| Dataset excerpts |
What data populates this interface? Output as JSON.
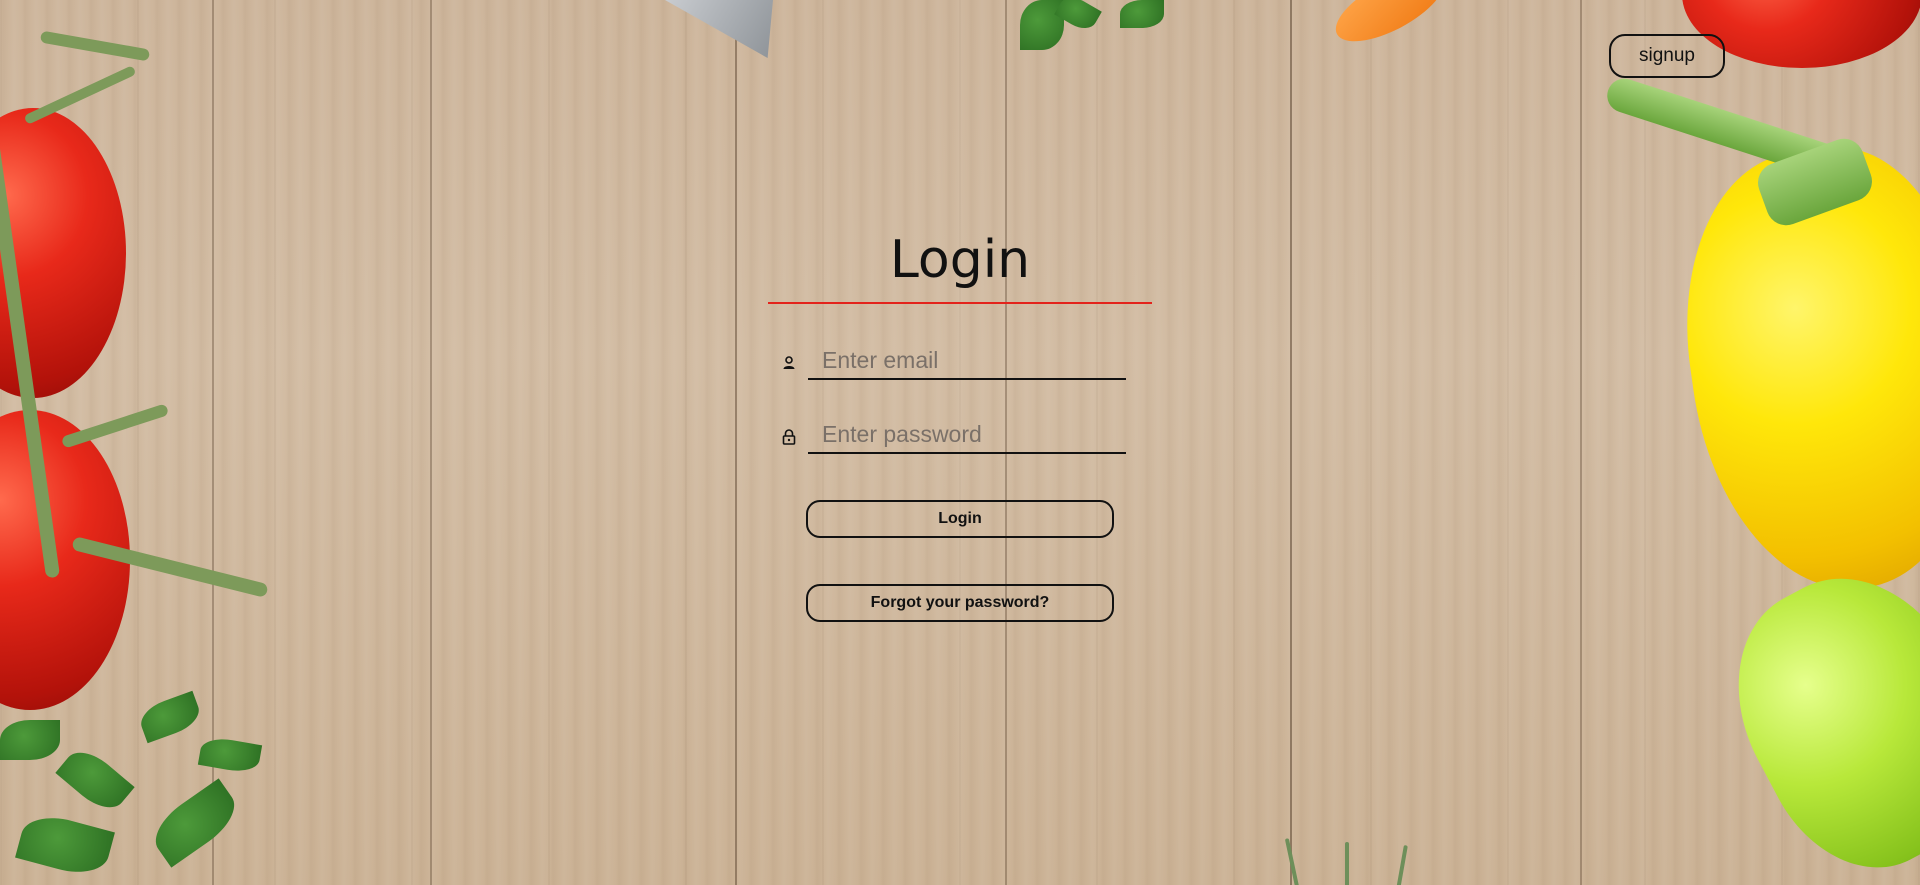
{
  "header": {
    "signup_label": "signup"
  },
  "login": {
    "title": "Login",
    "email_placeholder": "Enter email",
    "password_placeholder": "Enter password",
    "login_button_label": "Login",
    "forgot_password_label": "Forgot your password?",
    "underline_color": "#e3231b"
  },
  "icons": {
    "email": "user-icon",
    "password": "lock-icon"
  },
  "background": {
    "description_colors": {
      "wood": "#cdb59b"
    }
  }
}
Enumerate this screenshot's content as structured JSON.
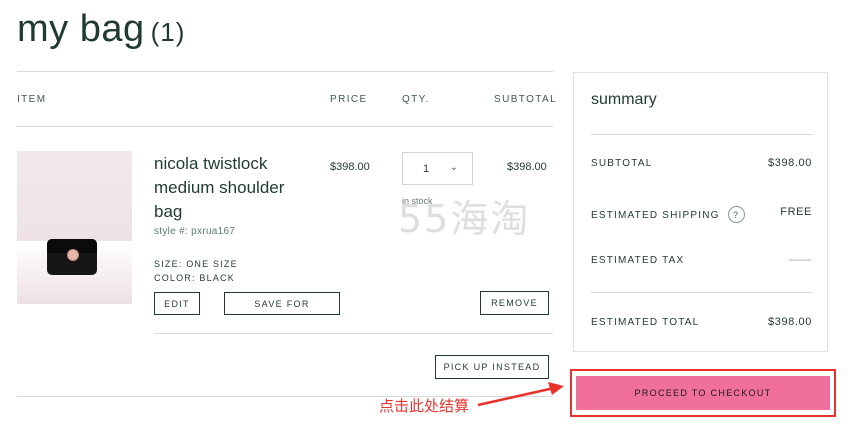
{
  "page": {
    "title": "my bag",
    "count": "(1)"
  },
  "cart": {
    "headers": {
      "item": "ITEM",
      "price": "PRICE",
      "qty": "QTY.",
      "subtotal": "SUBTOTAL"
    },
    "item": {
      "name": "nicola twistlock medium shoulder bag",
      "style": "style #: pxrua167",
      "size": "SIZE: ONE SIZE",
      "color": "COLOR: BLACK",
      "price": "$398.00",
      "qty": "1",
      "stock": "in stock",
      "subtotal": "$398.00"
    },
    "buttons": {
      "edit": "EDIT",
      "save_for": "SAVE FOR",
      "remove": "REMOVE",
      "pickup": "PICK UP INSTEAD"
    }
  },
  "summary": {
    "title": "summary",
    "subtotal_label": "SUBTOTAL",
    "subtotal_value": "$398.00",
    "shipping_label": "ESTIMATED SHIPPING",
    "shipping_info": "?",
    "shipping_value": "FREE",
    "tax_label": "ESTIMATED TAX",
    "tax_value": "——",
    "total_label": "ESTIMATED TOTAL",
    "total_value": "$398.00",
    "checkout_label": "PROCEED TO CHECKOUT"
  },
  "annotation": {
    "text": "点击此处结算",
    "color": "#e8332c"
  },
  "watermark": {
    "text": "55海淘"
  },
  "colors": {
    "text": "#1f3a2e",
    "checkout": "#f06f9b",
    "highlight": "#e8332c"
  }
}
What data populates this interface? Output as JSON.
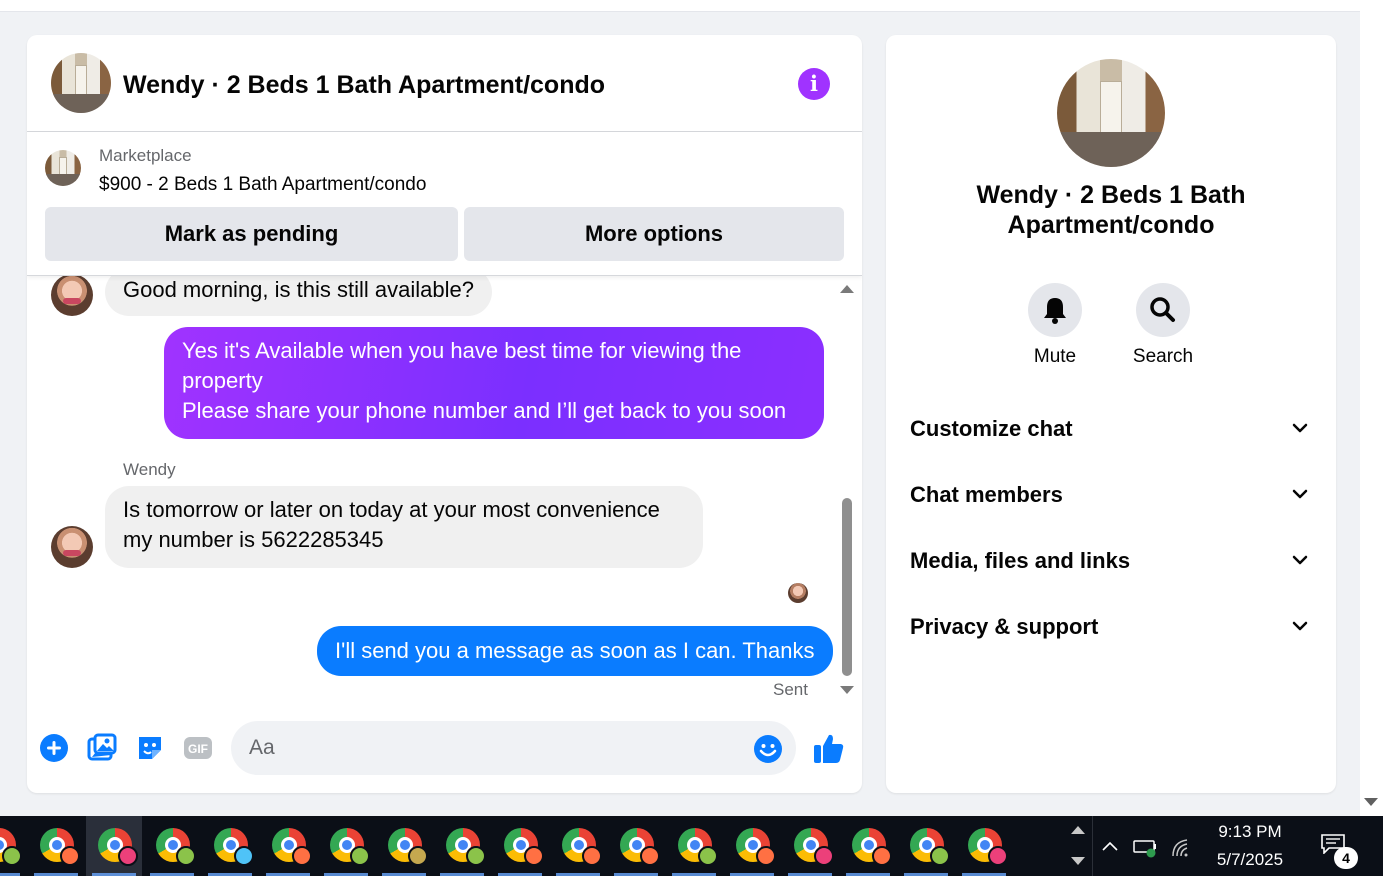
{
  "chat": {
    "title": "Wendy · 2 Beds 1 Bath Apartment/condo",
    "info_icon": "info-icon"
  },
  "marketplace": {
    "label": "Marketplace",
    "item": "$900 - 2 Beds 1 Bath Apartment/condo",
    "mark_pending": "Mark as pending",
    "more_options": "More options"
  },
  "messages": [
    {
      "from": "them",
      "text": "Good morning, is this still available?"
    },
    {
      "from": "me",
      "lines": [
        "Yes it's Available when you have best time for viewing the property",
        "Please share your phone number and I’ll get back to you soon"
      ]
    },
    {
      "from": "them",
      "sender": "Wendy",
      "lines": [
        "Is tomorrow or later on today at your most convenience",
        "my number is 5622285345"
      ]
    },
    {
      "from": "me",
      "text": "I'll send you a message as soon as I can. Thanks",
      "status": "Sent"
    }
  ],
  "composer": {
    "placeholder": "Aa",
    "icons": [
      "plus-circle-icon",
      "image-icon",
      "sticker-icon",
      "gif-icon",
      "emoji-icon",
      "thumbs-up-icon"
    ]
  },
  "info_panel": {
    "title": "Wendy · 2 Beds 1 Bath Apartment/condo",
    "actions": [
      {
        "label": "Mute",
        "icon": "bell-icon"
      },
      {
        "label": "Search",
        "icon": "search-icon"
      }
    ],
    "sections": [
      "Customize chat",
      "Chat members",
      "Media, files and links",
      "Privacy & support"
    ]
  },
  "taskbar": {
    "time": "9:13 PM",
    "date": "5/7/2025",
    "notification_count": "4",
    "app_icon": "chrome-icon",
    "badge_colors": [
      "#8bc34a",
      "#ff7043",
      "#ec407a",
      "#8bc34a",
      "#4fc3f7",
      "#ff7043",
      "#8bc34a",
      "#c5a84f",
      "#8bc34a",
      "#ff7043",
      "#ff7043",
      "#ff7043",
      "#8bc34a",
      "#ff7043",
      "#ec407a",
      "#ff7043",
      "#8bc34a",
      "#ec407a"
    ]
  },
  "colors": {
    "accent_purple": "#a033ff",
    "messenger_blue": "#0a7cff",
    "bubble_gray": "#f0f0f0"
  }
}
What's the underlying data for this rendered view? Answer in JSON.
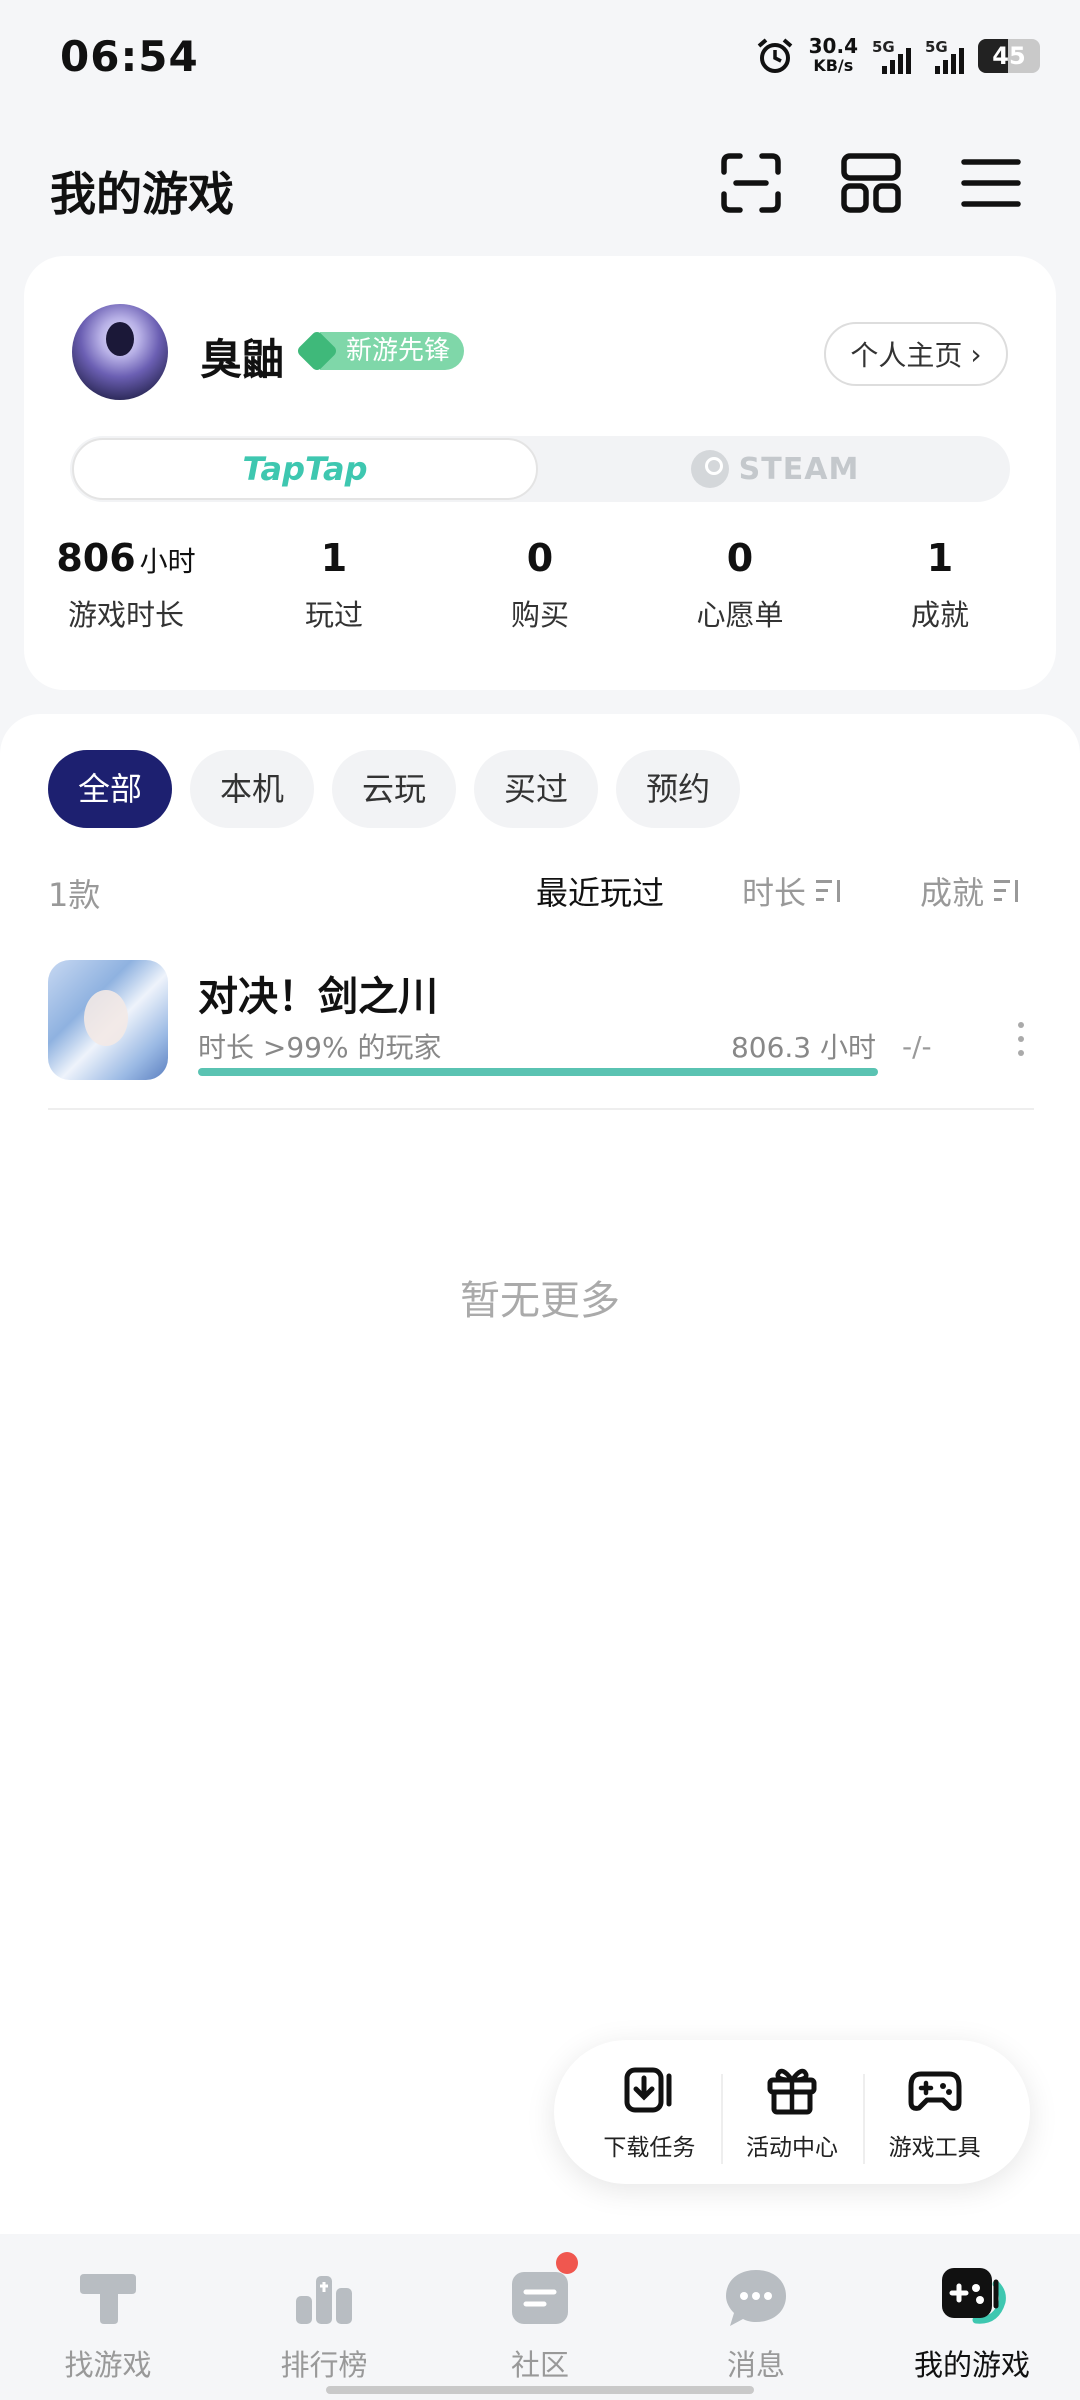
{
  "status": {
    "time": "06:54",
    "net_speed": "30.4",
    "net_unit": "KB/s",
    "sig1": "5G",
    "sig2": "5G",
    "battery": "45"
  },
  "header": {
    "title": "我的游戏"
  },
  "profile": {
    "name": "臭鼬",
    "badge": "新游先锋",
    "homepage_button": "个人主页",
    "tabs": {
      "taptap": "TapTap",
      "steam": "STEAM"
    },
    "stats": [
      {
        "value": "806",
        "unit": "小时",
        "label": "游戏时长"
      },
      {
        "value": "1",
        "label": "玩过"
      },
      {
        "value": "0",
        "label": "购买"
      },
      {
        "value": "0",
        "label": "心愿单"
      },
      {
        "value": "1",
        "label": "成就"
      }
    ]
  },
  "filters": {
    "all": "全部",
    "local": "本机",
    "cloud": "云玩",
    "bought": "买过",
    "reserved": "预约"
  },
  "list": {
    "count": "1款",
    "sort_recent": "最近玩过",
    "sort_duration": "时长",
    "sort_achievement": "成就",
    "games": [
      {
        "name": "对决！剑之川",
        "subtitle": "时长 >99% 的玩家",
        "hours": "806.3 小时",
        "achievement": "-/-",
        "progress": 1.0
      }
    ],
    "empty_text": "暂无更多"
  },
  "float_toolbar": {
    "download": "下载任务",
    "events": "活动中心",
    "tools": "游戏工具"
  },
  "bottom_nav": {
    "find": "找游戏",
    "rank": "排行榜",
    "community": "社区",
    "messages": "消息",
    "mygames": "我的游戏"
  },
  "colors": {
    "accent": "#3ec7b0",
    "chip_active": "#1d2070",
    "badge": "#7fd7a9",
    "red_dot": "#f0574f"
  }
}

| Stated goal |
Set down the lines of the records above exactly, apart from the pictures.

| Result |
What data populates this interface? Output as JSON.
{
  "header": {
    "signup_label": "signup"
  },
  "login": {
    "title": "Login",
    "email_placeholder": "Enter email",
    "password_placeholder": "Enter password",
    "login_button_label": "Login",
    "forgot_password_label": "Forgot your password?",
    "underline_color": "#e3231b"
  },
  "icons": {
    "email": "user-icon",
    "password": "lock-icon"
  },
  "background": {
    "description_colors": {
      "wood": "#cdb59b"
    }
  }
}
Enumerate this screenshot's content as structured JSON.
{
  "page": {
    "title": "my bag",
    "count": "(1)"
  },
  "cart": {
    "headers": {
      "item": "ITEM",
      "price": "PRICE",
      "qty": "QTY.",
      "subtotal": "SUBTOTAL"
    },
    "item": {
      "name": "nicola twistlock medium shoulder bag",
      "style": "style #: pxrua167",
      "size": "SIZE: ONE SIZE",
      "color": "COLOR: BLACK",
      "price": "$398.00",
      "qty": "1",
      "stock": "in stock",
      "subtotal": "$398.00"
    },
    "buttons": {
      "edit": "EDIT",
      "save_for": "SAVE FOR",
      "remove": "REMOVE",
      "pickup": "PICK UP INSTEAD"
    }
  },
  "summary": {
    "title": "summary",
    "subtotal_label": "SUBTOTAL",
    "subtotal_value": "$398.00",
    "shipping_label": "ESTIMATED SHIPPING",
    "shipping_info": "?",
    "shipping_value": "FREE",
    "tax_label": "ESTIMATED TAX",
    "tax_value": "——",
    "total_label": "ESTIMATED TOTAL",
    "total_value": "$398.00",
    "checkout_label": "PROCEED TO CHECKOUT"
  },
  "annotation": {
    "text": "点击此处结算",
    "color": "#e8332c"
  },
  "watermark": {
    "text": "55海淘"
  },
  "colors": {
    "text": "#1f3a2e",
    "checkout": "#f06f9b",
    "highlight": "#e8332c"
  }
}
What data populates this interface? Output as JSON.
{
  "chat": {
    "title": "Wendy · 2 Beds 1 Bath Apartment/condo",
    "info_icon": "info-icon"
  },
  "marketplace": {
    "label": "Marketplace",
    "item": "$900 - 2 Beds 1 Bath Apartment/condo",
    "mark_pending": "Mark as pending",
    "more_options": "More options"
  },
  "messages": [
    {
      "from": "them",
      "text": "Good morning, is this still available?"
    },
    {
      "from": "me",
      "lines": [
        "Yes it's Available when you have best time for viewing the property",
        "Please share your phone number and I’ll get back to you soon"
      ]
    },
    {
      "from": "them",
      "sender": "Wendy",
      "lines": [
        "Is tomorrow or later on today at your most convenience",
        "my number is 5622285345"
      ]
    },
    {
      "from": "me",
      "text": "I'll send you a message as soon as I can. Thanks",
      "status": "Sent"
    }
  ],
  "composer": {
    "placeholder": "Aa",
    "icons": [
      "plus-circle-icon",
      "image-icon",
      "sticker-icon",
      "gif-icon",
      "emoji-icon",
      "thumbs-up-icon"
    ]
  },
  "info_panel": {
    "title": "Wendy · 2 Beds 1 Bath Apartment/condo",
    "actions": [
      {
        "label": "Mute",
        "icon": "bell-icon"
      },
      {
        "label": "Search",
        "icon": "search-icon"
      }
    ],
    "sections": [
      "Customize chat",
      "Chat members",
      "Media, files and links",
      "Privacy & support"
    ]
  },
  "taskbar": {
    "time": "9:13 PM",
    "date": "5/7/2025",
    "notification_count": "4",
    "app_icon": "chrome-icon",
    "badge_colors": [
      "#8bc34a",
      "#ff7043",
      "#ec407a",
      "#8bc34a",
      "#4fc3f7",
      "#ff7043",
      "#8bc34a",
      "#c5a84f",
      "#8bc34a",
      "#ff7043",
      "#ff7043",
      "#ff7043",
      "#8bc34a",
      "#ff7043",
      "#ec407a",
      "#ff7043",
      "#8bc34a",
      "#ec407a"
    ]
  },
  "colors": {
    "accent_purple": "#a033ff",
    "messenger_blue": "#0a7cff",
    "bubble_gray": "#f0f0f0"
  }
}
What's the underlying data for this rendered view? Answer in JSON.
{
  "status": {
    "time": "06:54",
    "net_speed": "30.4",
    "net_unit": "KB/s",
    "sig1": "5G",
    "sig2": "5G",
    "battery": "45"
  },
  "header": {
    "title": "我的游戏"
  },
  "profile": {
    "name": "臭鼬",
    "badge": "新游先锋",
    "homepage_button": "个人主页",
    "tabs": {
      "taptap": "TapTap",
      "steam": "STEAM"
    },
    "stats": [
      {
        "value": "806",
        "unit": "小时",
        "label": "游戏时长"
      },
      {
        "value": "1",
        "label": "玩过"
      },
      {
        "value": "0",
        "label": "购买"
      },
      {
        "value": "0",
        "label": "心愿单"
      },
      {
        "value": "1",
        "label": "成就"
      }
    ]
  },
  "filters": {
    "all": "全部",
    "local": "本机",
    "cloud": "云玩",
    "bought": "买过",
    "reserved": "预约"
  },
  "list": {
    "count": "1款",
    "sort_recent": "最近玩过",
    "sort_duration": "时长",
    "sort_achievement": "成就",
    "games": [
      {
        "name": "对决！剑之川",
        "subtitle": "时长 >99% 的玩家",
        "hours": "806.3 小时",
        "achievement": "-/-",
        "progress": 1.0
      }
    ],
    "empty_text": "暂无更多"
  },
  "float_toolbar": {
    "download": "下载任务",
    "events": "活动中心",
    "tools": "游戏工具"
  },
  "bottom_nav": {
    "find": "找游戏",
    "rank": "排行榜",
    "community": "社区",
    "messages": "消息",
    "mygames": "我的游戏"
  },
  "colors": {
    "accent": "#3ec7b0",
    "chip_active": "#1d2070",
    "badge": "#7fd7a9",
    "red_dot": "#f0574f"
  }
}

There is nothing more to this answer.